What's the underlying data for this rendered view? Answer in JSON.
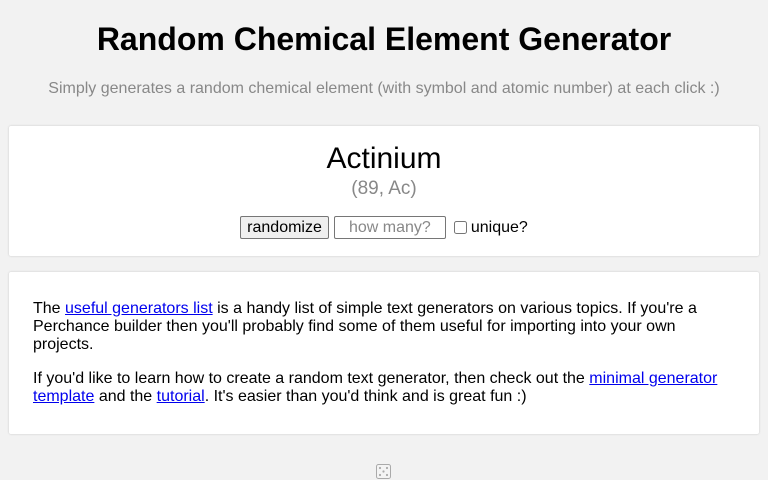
{
  "header": {
    "title": "Random Chemical Element Generator",
    "subtitle": "Simply generates a random chemical element (with symbol and atomic number) at each click :)"
  },
  "result": {
    "element_name": "Actinium",
    "element_detail": "(89, Ac)"
  },
  "controls": {
    "randomize_label": "randomize",
    "count_placeholder": "how many?",
    "count_value": "",
    "unique_label": "unique?",
    "unique_checked": false
  },
  "info": {
    "para1_before": "The ",
    "para1_link": "useful generators list",
    "para1_after": " is a handy list of simple text generators on various topics. If you're a Perchance builder then you'll probably find some of them useful for importing into your own projects.",
    "para2_before": "If you'd like to learn how to create a random text generator, then check out the ",
    "para2_link1": "minimal generator template",
    "para2_mid": " and the ",
    "para2_link2": "tutorial",
    "para2_after": ". It's easier than you'd think and is great fun :)"
  },
  "footer": {
    "icon": "dice-icon"
  },
  "colors": {
    "background": "#f2f2f2",
    "card": "#ffffff",
    "link": "#0000ee",
    "muted_text": "#888888"
  }
}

------------

- Stated goal
Skip every picture and transcribe the data above exactly.

- Final result
What's the underlying data for this rendered view? Answer in JSON.
{
  "header": {
    "title": "Random Chemical Element Generator",
    "subtitle": "Simply generates a random chemical element (with symbol and atomic number) at each click :)"
  },
  "result": {
    "element_name": "Actinium",
    "element_detail": "(89, Ac)"
  },
  "controls": {
    "randomize_label": "randomize",
    "count_placeholder": "how many?",
    "count_value": "",
    "unique_label": "unique?",
    "unique_checked": false
  },
  "info": {
    "para1_before": "The ",
    "para1_link": "useful generators list",
    "para1_after": " is a handy list of simple text generators on various topics. If you're a Perchance builder then you'll probably find some of them useful for importing into your own projects.",
    "para2_before": "If you'd like to learn how to create a random text generator, then check out the ",
    "para2_link1": "minimal generator template",
    "para2_mid": " and the ",
    "para2_link2": "tutorial",
    "para2_after": ". It's easier than you'd think and is great fun :)"
  },
  "footer": {
    "icon": "dice-icon"
  },
  "colors": {
    "background": "#f2f2f2",
    "card": "#ffffff",
    "link": "#0000ee",
    "muted_text": "#888888"
  }
}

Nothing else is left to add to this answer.